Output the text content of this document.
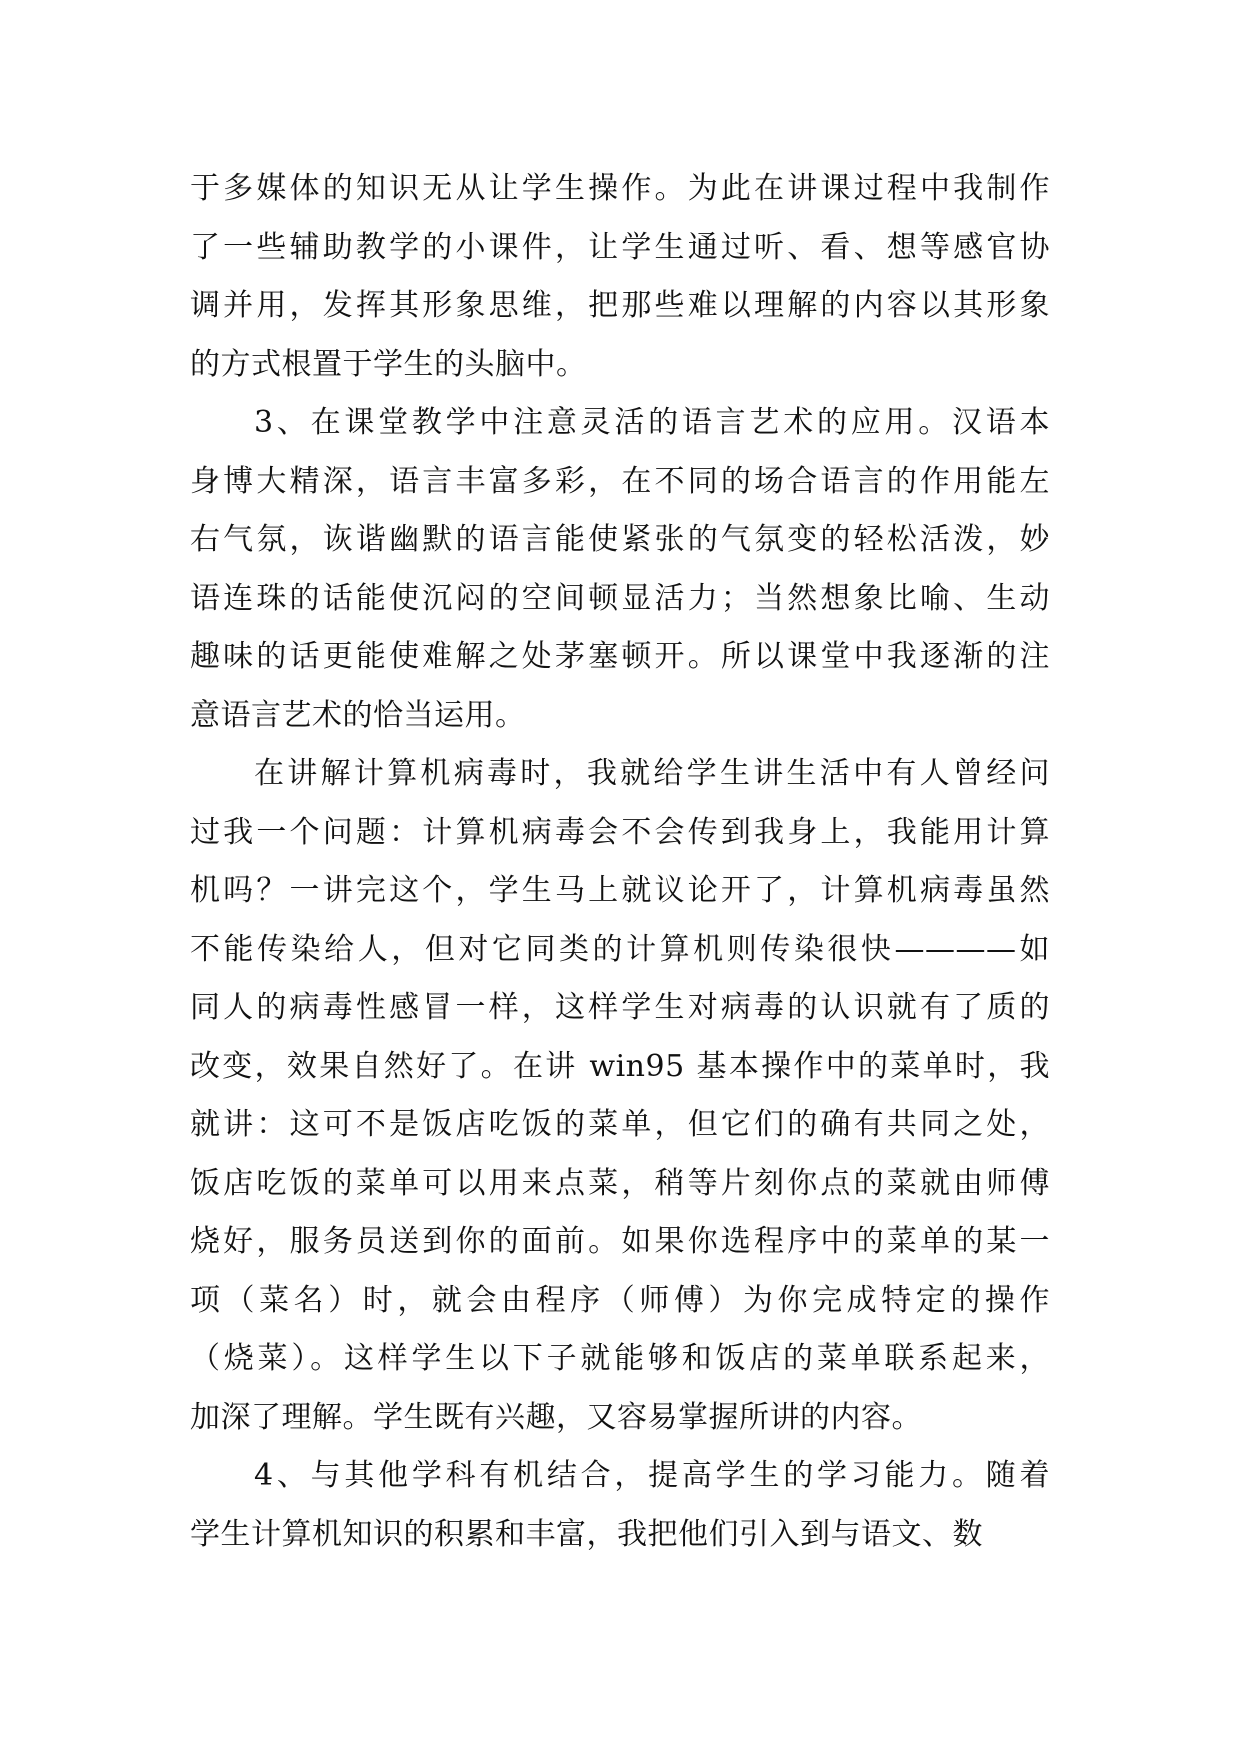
于多媒体的知识无从让学生操作。为此在讲课过程中我制作
了一些辅助教学的小课件，让学生通过听、看、想等感官协
调并用，发挥其形象思维，把那些难以理解的内容以其形象
的方式根置于学生的头脑中。
3、在课堂教学中注意灵活的语言艺术的应用。汉语本
身博大精深，语言丰富多彩，在不同的场合语言的作用能左
右气氛，诙谐幽默的语言能使紧张的气氛变的轻松活泼，妙
语连珠的话能使沉闷的空间顿显活力；当然想象比喻、生动
趣味的话更能使难解之处茅塞顿开。所以课堂中我逐渐的注
意语言艺术的恰当运用。
在讲解计算机病毒时，我就给学生讲生活中有人曾经问
过我一个问题：计算机病毒会不会传到我身上，我能用计算
机吗？一讲完这个，学生马上就议论开了，计算机病毒虽然
不能传染给人，但对它同类的计算机则传染很快————如
同人的病毒性感冒一样，这样学生对病毒的认识就有了质的
改变，效果自然好了。在讲 win95 基本操作中的菜单时，我
就讲：这可不是饭店吃饭的菜单，但它们的确有共同之处，
饭店吃饭的菜单可以用来点菜，稍等片刻你点的菜就由师傅
烧好，服务员送到你的面前。如果你选程序中的菜单的某一
项（菜名）时，就会由程序（师傅）为你完成特定的操作
（烧菜）。这样学生以下子就能够和饭店的菜单联系起来，
加深了理解。学生既有兴趣，又容易掌握所讲的内容。
4、与其他学科有机结合，提高学生的学习能力。随着
学生计算机知识的积累和丰富，我把他们引入到与语文、数
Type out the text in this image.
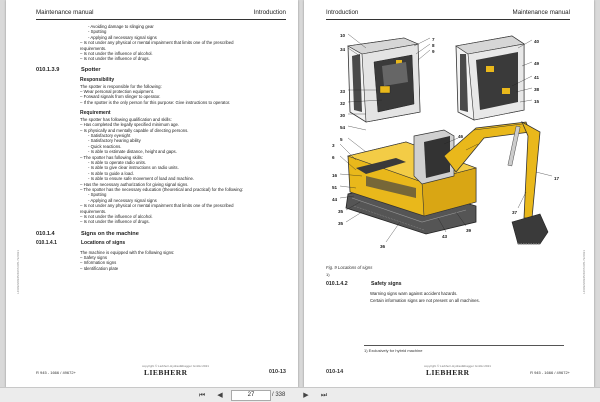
Maintenance manual	Introduction
- Avoiding damage to slinging gear
- Spotting
- Applying all necessary signal signs
– Is not under any physical or mental impairment that limits one of the prescribed
requirements.
– Is not under the influence of alcohol.
– Is not under the influence of drugs.
010.1.3.9	Spotter
Responsibility
The spotter is responsible for the following:
– Wear personal protection equipment.
– Forward signals from slinger to operator.
– If the spotter is the only person for this purpose: Give instructions to operator.
Requirement
The spotter has following qualification and skills:
– Has completed the legally specified minimum age.
– Is physically and mentally capable of directing persons.
- Satisfactory eyesight
- Satisfactory hearing ability
- Quick reactions.
- Is able to estimate distance, height and gaps.
– The spotter has following skills:
- Is able to operate radio units.
- Is able to give clear instructions on radio units.
- Is able to guide a load.
- Is able to ensure safe movement of load and machine.
– Has the necessary authorization for giving signal signs.
– The spotter has the necessary education (theoretical and practical) for the following:
- Spotting
- Applying all necessary signal signs
– Is not under any physical or mental impairment that limits one of the prescribed
requirements.
– Is not under the influence of alcohol.
– Is not under the influence of drugs.
010.1.4	Signs on the machine
010.1.4.1	Locations of signs
The machine is equipped with the following signs:
– Safety signs
– Information signs
– Identification plate
LFR/EN/R945/49672/05-72/2021
R 945 - 1666 / 49672+
copyright © Liebherr-Hydraulikbagger GmbH 2021
LIEBHERR	010-13
Introduction	Maintenance manual
10
34
7
8
9
40
33
32
30
54
5
3
6
16
51
44
35
35
36
43
39
41
46
15
17
37
49
38
Fig. 9 Locations of signs
1)
010.1.4.2	Safety signs
Warning signs warn against accident hazards.
Certain information signs are not present on all machines.
1) Exclusively for hybrid machine
LFR/EN/R945/49672/05-72/2021
010-14
copyright © Liebherr-Hydraulikbagger GmbH 2021
LIEBHERR	R 945 - 1666 / 49672+
⏮	◀	27	/ 338	▶	⏭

*EXERCISE*: Images must not appear in the copy; reproduce everything else in the records verbatim.

*RESPONSE TO THIS TASK*:
Output the text content of this document.
于多媒体的知识无从让学生操作。为此在讲课过程中我制作
了一些辅助教学的小课件，让学生通过听、看、想等感官协
调并用，发挥其形象思维，把那些难以理解的内容以其形象
的方式根置于学生的头脑中。
3、在课堂教学中注意灵活的语言艺术的应用。汉语本
身博大精深，语言丰富多彩，在不同的场合语言的作用能左
右气氛，诙谐幽默的语言能使紧张的气氛变的轻松活泼，妙
语连珠的话能使沉闷的空间顿显活力；当然想象比喻、生动
趣味的话更能使难解之处茅塞顿开。所以课堂中我逐渐的注
意语言艺术的恰当运用。
在讲解计算机病毒时，我就给学生讲生活中有人曾经问
过我一个问题：计算机病毒会不会传到我身上，我能用计算
机吗？一讲完这个，学生马上就议论开了，计算机病毒虽然
不能传染给人，但对它同类的计算机则传染很快————如
同人的病毒性感冒一样，这样学生对病毒的认识就有了质的
改变，效果自然好了。在讲 win95 基本操作中的菜单时，我
就讲：这可不是饭店吃饭的菜单，但它们的确有共同之处，
饭店吃饭的菜单可以用来点菜，稍等片刻你点的菜就由师傅
烧好，服务员送到你的面前。如果你选程序中的菜单的某一
项（菜名）时，就会由程序（师傅）为你完成特定的操作
（烧菜）。这样学生以下子就能够和饭店的菜单联系起来，
加深了理解。学生既有兴趣，又容易掌握所讲的内容。
4、与其他学科有机结合，提高学生的学习能力。随着
学生计算机知识的积累和丰富，我把他们引入到与语文、数
Type out the text in this image.
Maintenance manual	Introduction
- Avoiding damage to slinging gear
- Spotting
- Applying all necessary signal signs
– Is not under any physical or mental impairment that limits one of the prescribed
requirements.
– Is not under the influence of alcohol.
– Is not under the influence of drugs.
010.1.3.9	Spotter
Responsibility
The spotter is responsible for the following:
– Wear personal protection equipment.
– Forward signals from slinger to operator.
– If the spotter is the only person for this purpose: Give instructions to operator.
Requirement
The spotter has following qualification and skills:
– Has completed the legally specified minimum age.
– Is physically and mentally capable of directing persons.
- Satisfactory eyesight
- Satisfactory hearing ability
- Quick reactions.
- Is able to estimate distance, height and gaps.
– The spotter has following skills:
- Is able to operate radio units.
- Is able to give clear instructions on radio units.
- Is able to guide a load.
- Is able to ensure safe movement of load and machine.
– Has the necessary authorization for giving signal signs.
– The spotter has the necessary education (theoretical and practical) for the following:
- Spotting
- Applying all necessary signal signs
– Is not under any physical or mental impairment that limits one of the prescribed
requirements.
– Is not under the influence of alcohol.
– Is not under the influence of drugs.
010.1.4	Signs on the machine
010.1.4.1	Locations of signs
The machine is equipped with the following signs:
– Safety signs
– Information signs
– Identification plate
LFR/EN/R945/49672/05-72/2021
R 945 - 1666 / 49672+
copyright © Liebherr-Hydraulikbagger GmbH 2021
LIEBHERR	010-13
Introduction	Maintenance manual
10
34
7
8
9
40
33
32
30
54
5
3
6
16
51
44
35
35
36
43
39
41
46
15
17
37
49
38
Fig. 9 Locations of signs
1)
010.1.4.2	Safety signs
Warning signs warn against accident hazards.
Certain information signs are not present on all machines.
1) Exclusively for hybrid machine
LFR/EN/R945/49672/05-72/2021
010-14
copyright © Liebherr-Hydraulikbagger GmbH 2021
LIEBHERR	R 945 - 1666 / 49672+
⏮	◀	27	/ 338	▶	⏭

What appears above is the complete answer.